Rows from a figure dataset:
>> START

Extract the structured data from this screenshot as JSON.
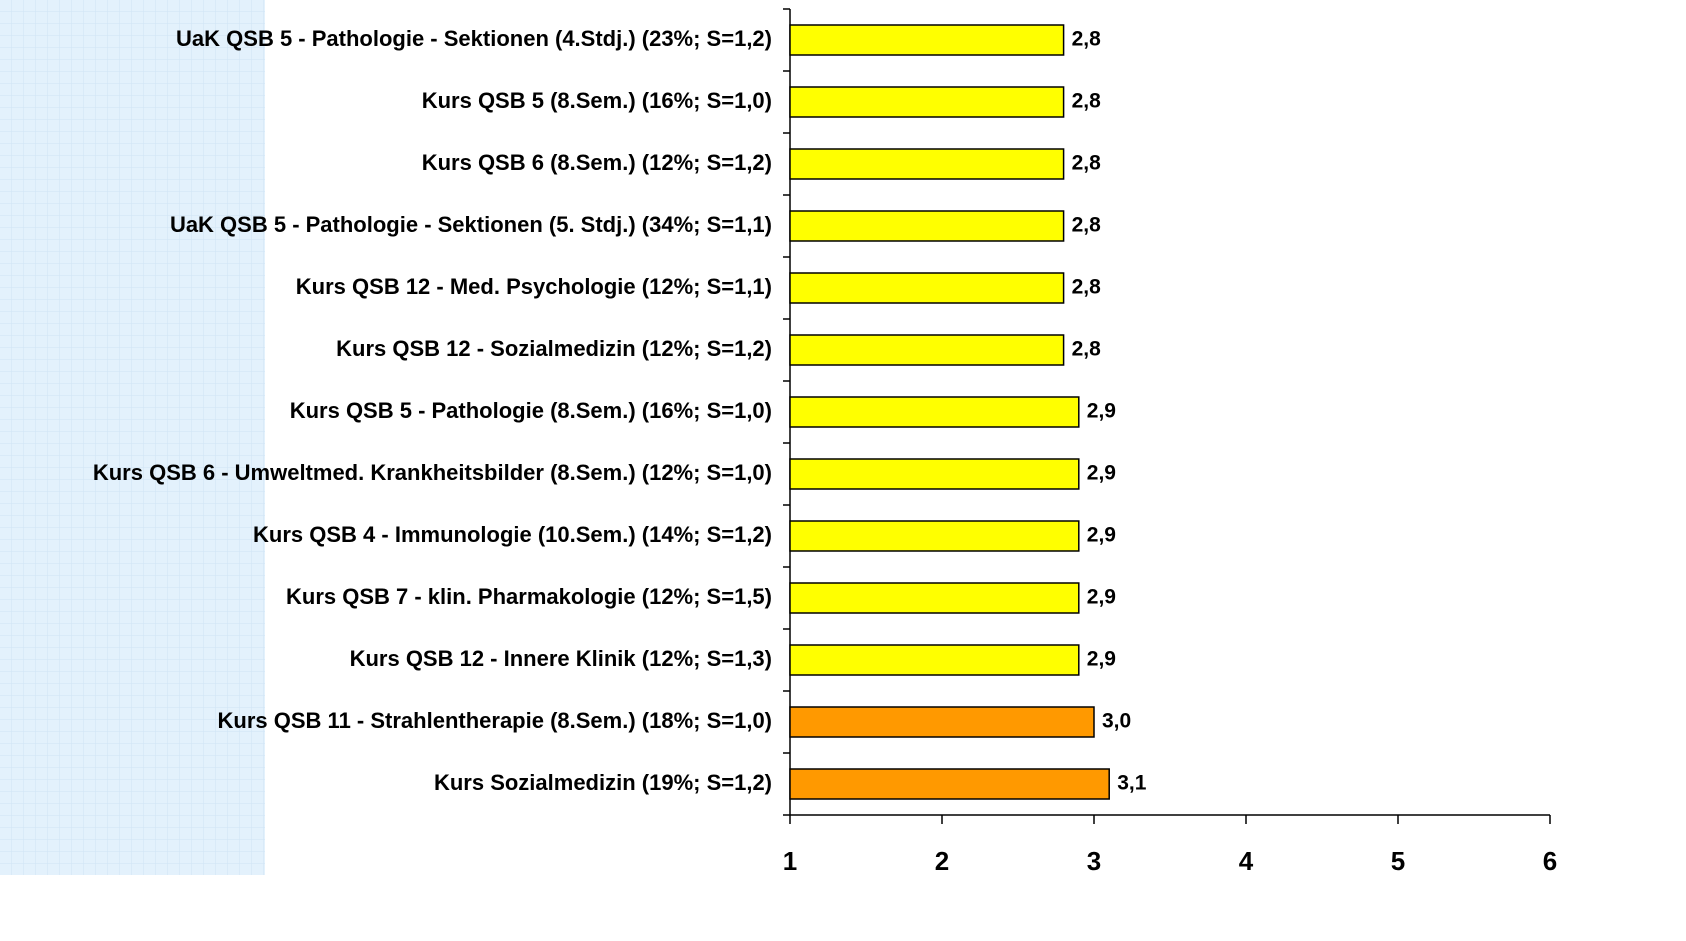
{
  "chart_data": {
    "type": "bar",
    "orientation": "horizontal",
    "categories": [
      "UaK QSB 5 - Pathologie - Sektionen (4.Stdj.) (23%; S=1,2)",
      "Kurs QSB 5 (8.Sem.) (16%; S=1,0)",
      "Kurs QSB 6 (8.Sem.) (12%; S=1,2)",
      "UaK QSB 5 - Pathologie - Sektionen (5. Stdj.) (34%; S=1,1)",
      "Kurs QSB 12 - Med. Psychologie (12%; S=1,1)",
      "Kurs QSB 12 - Sozialmedizin (12%; S=1,2)",
      "Kurs QSB 5 - Pathologie (8.Sem.) (16%; S=1,0)",
      "Kurs QSB 6 - Umweltmed. Krankheitsbilder (8.Sem.) (12%; S=1,0)",
      "Kurs QSB 4 - Immunologie (10.Sem.) (14%; S=1,2)",
      "Kurs QSB 7 - klin. Pharmakologie (12%; S=1,5)",
      "Kurs QSB 12 - Innere Klinik (12%; S=1,3)",
      "Kurs QSB 11 - Strahlentherapie (8.Sem.) (18%; S=1,0)",
      "Kurs Sozialmedizin (19%; S=1,2)"
    ],
    "values": [
      2.8,
      2.8,
      2.8,
      2.8,
      2.8,
      2.8,
      2.9,
      2.9,
      2.9,
      2.9,
      2.9,
      3.0,
      3.1
    ],
    "value_labels": [
      "2,8",
      "2,8",
      "2,8",
      "2,8",
      "2,8",
      "2,8",
      "2,9",
      "2,9",
      "2,9",
      "2,9",
      "2,9",
      "3,0",
      "3,1"
    ],
    "colors": [
      "#ffff00",
      "#ffff00",
      "#ffff00",
      "#ffff00",
      "#ffff00",
      "#ffff00",
      "#ffff00",
      "#ffff00",
      "#ffff00",
      "#ffff00",
      "#ffff00",
      "#ff9900",
      "#ff9900"
    ],
    "xlim": [
      1,
      6
    ],
    "xticks": [
      1,
      2,
      3,
      4,
      5,
      6
    ]
  }
}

>> END

Problem details: Copy each line of the data above that holds "Pathologie".

Answer in full:
      "UaK QSB 5 - Pathologie - Sektionen (4.Stdj.) (23%; S=1,2)",
      "UaK QSB 5 - Pathologie - Sektionen (5. Stdj.) (34%; S=1,1)",
      "Kurs QSB 5 - Pathologie (8.Sem.) (16%; S=1,0)",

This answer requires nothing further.